Dataset rows
"""

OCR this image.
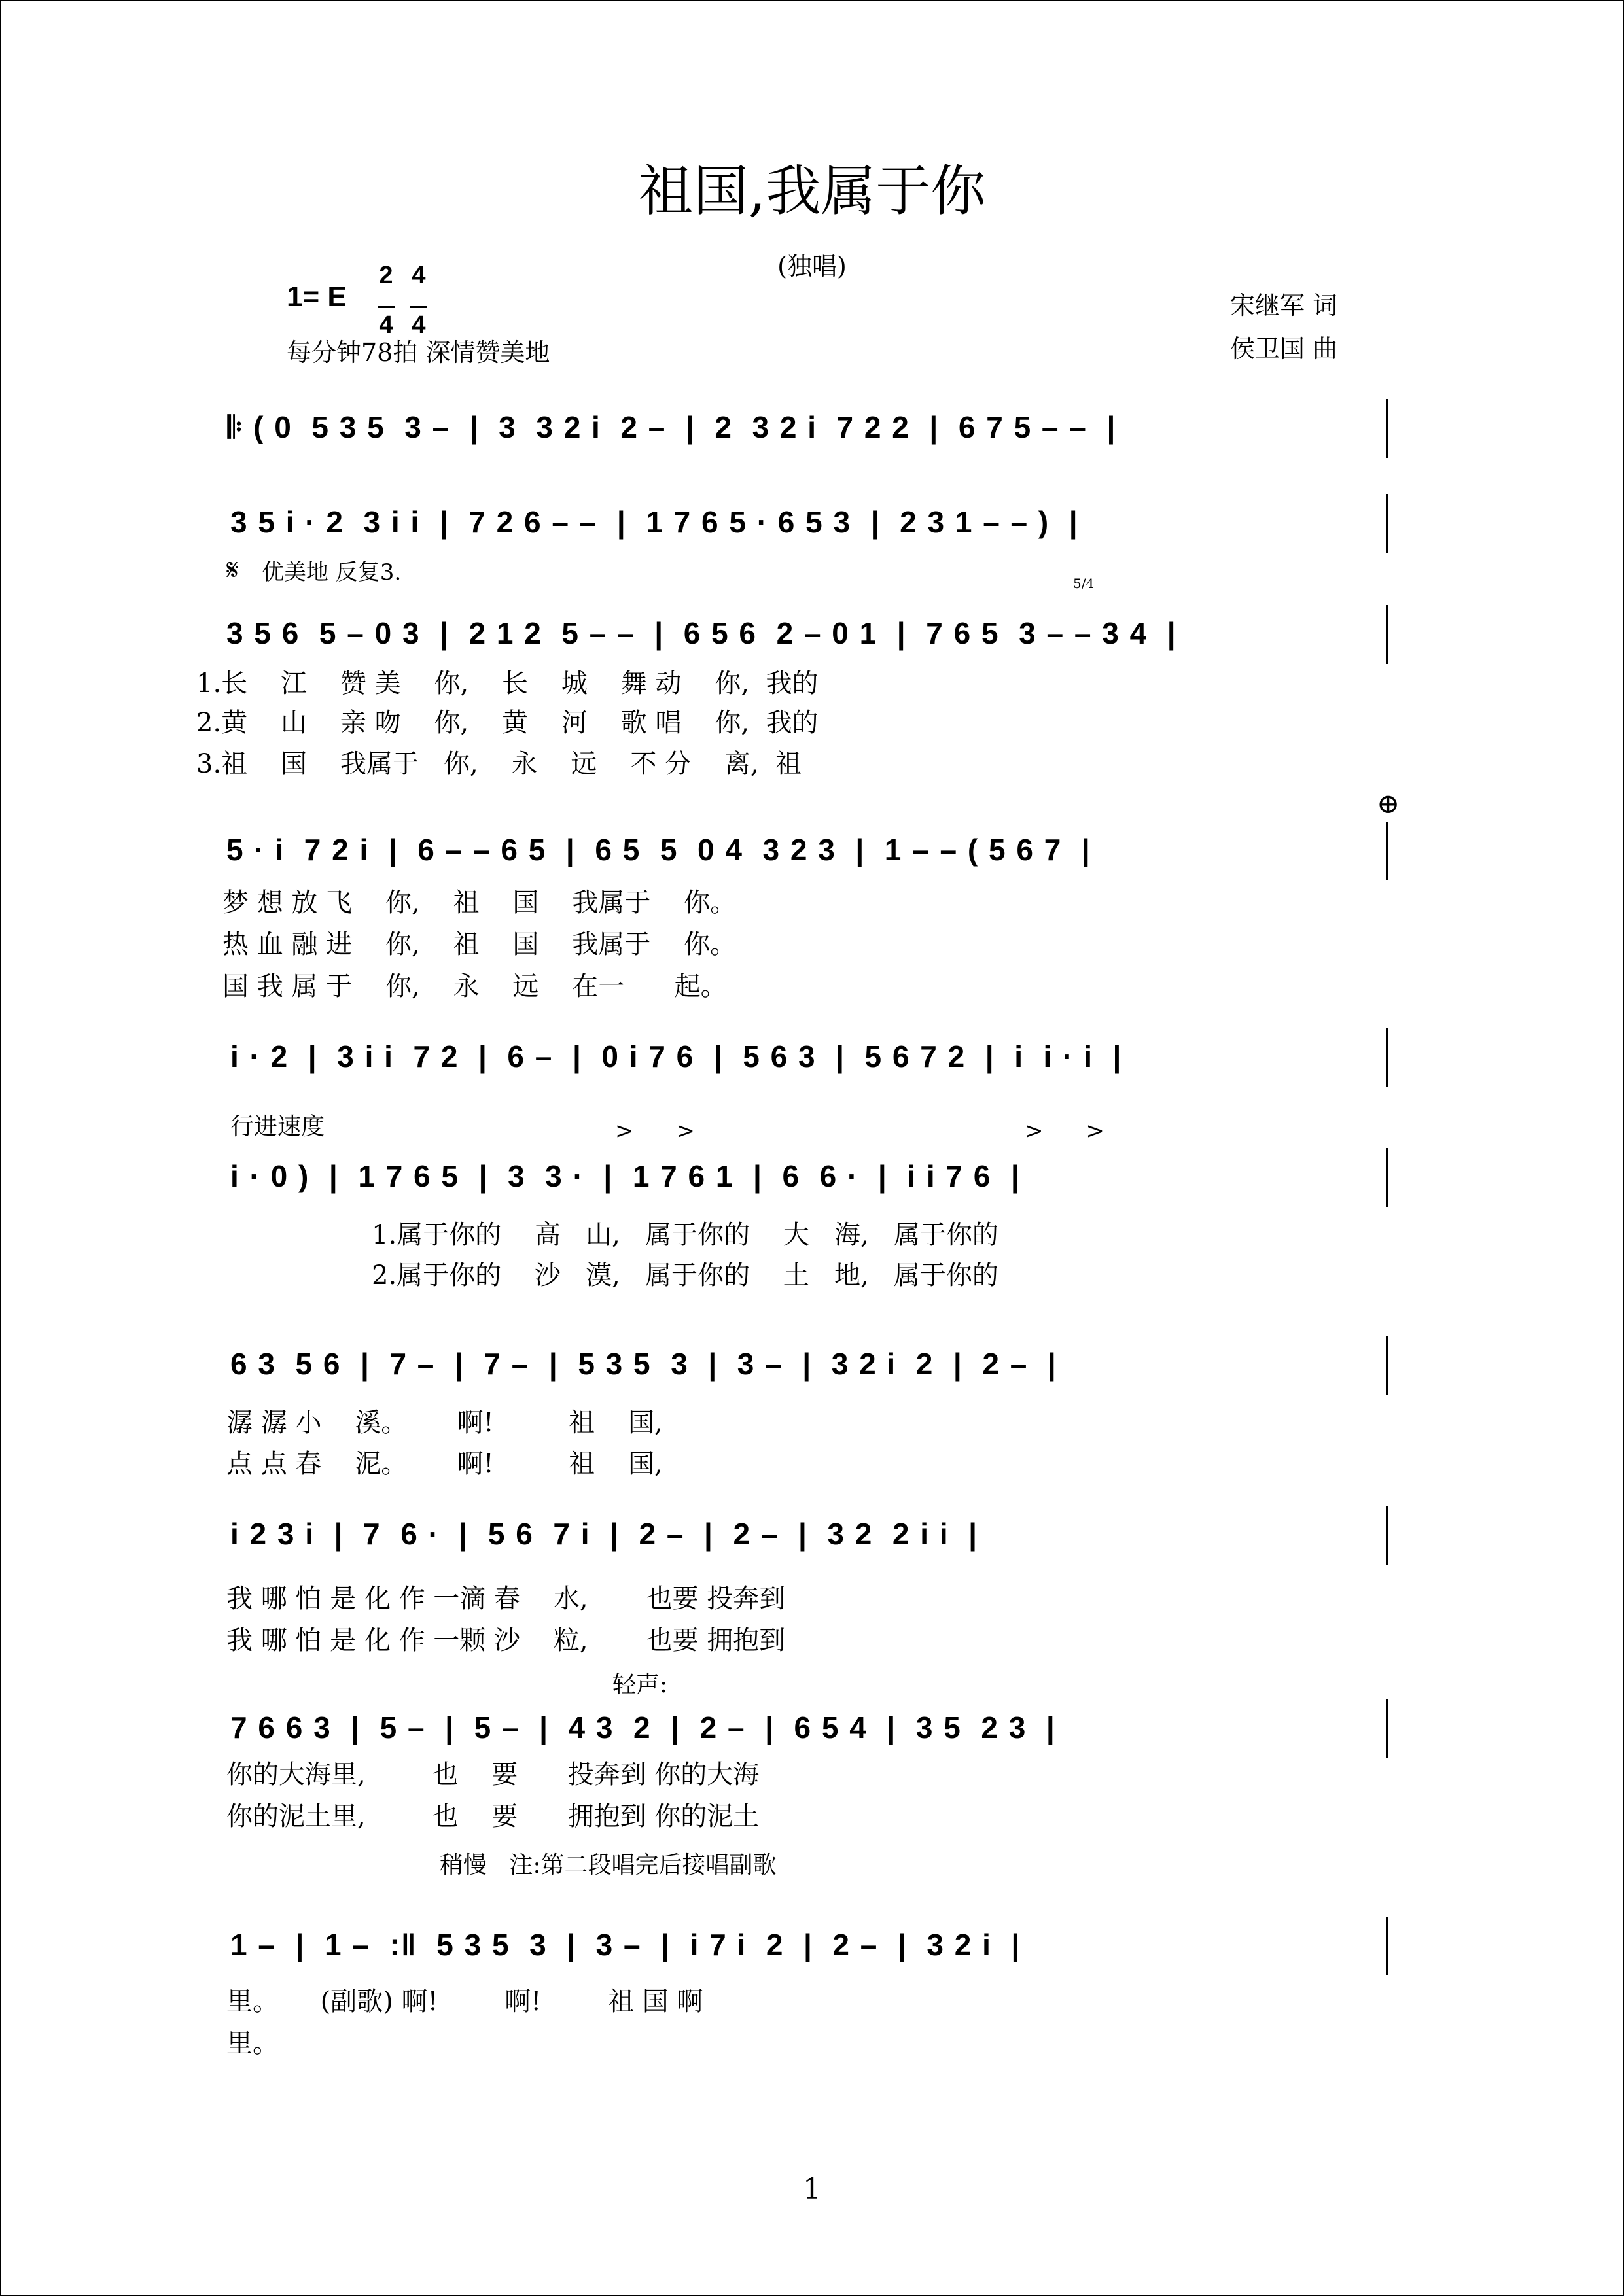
祖国,我属于你
(独唱)
1= E
2

4
4

4
每分钟78拍 深情赞美地
宋继军 词
侯卫国 曲
𝄆 ( 0  5 3 5  3 –  |  3  3 2 i  2 –  |  2  3 2 i  7 2 2  |  6 7 5 – –  |
3 5 i · 2  3 i i  |  7 2 6 – –  |  1 7 6 5 · 6 5 3  |  2 3 1 – – )  |
𝄋 优美地 反复3.	5/4
3 5 6  5 – 0 3  |  2 1 2  5 – –  |  6 5 6  2 – 0 1  |  7 6 5  3 – – 3 4  |
1.长    江    赞 美    你,    长    城    舞 动    你,  我的
2.黄    山    亲 吻    你,    黄    河    歌 唱    你,  我的
3.祖    国    我属于   你,    永    远    不 分    离,  祖
⊕
5 · i  7 2 i  |  6 – – 6 5  |  6 5  5  0 4  3 2 3  |  1 – – ( 5 6 7  |
梦 想 放 飞    你,    祖    国    我属于    你。
热 血 融 进    你,    祖    国    我属于    你。
国 我 属 于    你,    永    远    在一      起。
i · 2  |  3 i i  7 2  |  6 –  |  0 i 7 6  |  5 6 3  |  5 6 7 2  |  i  i · i  |
行进速度	>      >	>      >
i · 0 )  |  1 7 6 5  |  3  3 ·  |  1 7 6 1  |  6  6 ·  |  i i 7 6  |
1.属于你的    高   山,   属于你的    大   海,   属于你的
2.属于你的    沙   漠,   属于你的    土   地,   属于你的
6 3  5 6  |  7 –  |  7 –  |  5 3 5  3  |  3 –  |  3 2 i  2  |  2 –  |
潺 潺 小    溪。      啊!         祖    国,
点 点 春    泥。      啊!         祖    国,
i 2 3 i  |  7  6 ·  |  5 6  7 i  |  2 –  |  2 –  |  3 2  2 i i  |
我 哪 怕 是 化 作 一滴 春    水,       也要 投奔到
我 哪 怕 是 化 作 一颗 沙    粒,       也要 拥抱到
轻声:
7 6 6 3  |  5 –  |  5 –  |  4 3  2  |  2 –  |  6 5 4  |  3 5  2 3  |
你的大海里,        也    要      投奔到 你的大海
你的泥土里,        也    要      拥抱到 你的泥土
稍慢   注:第二段唱完后接唱副歌
1 –  |  1 –  :‖  5 3 5  3  |  3 –  |  i 7 i  2  |  2 –  |  3 2 i  |
里。     (副歌) 啊!        啊!        祖 国 啊
里。
1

"""

# Stated goal
Pull out each line containing the word "属于你的" and copy it.

# Solution to this task
1.属于你的    高   山,   属于你的    大   海,   属于你的
2.属于你的    沙   漠,   属于你的    土   地,   属于你的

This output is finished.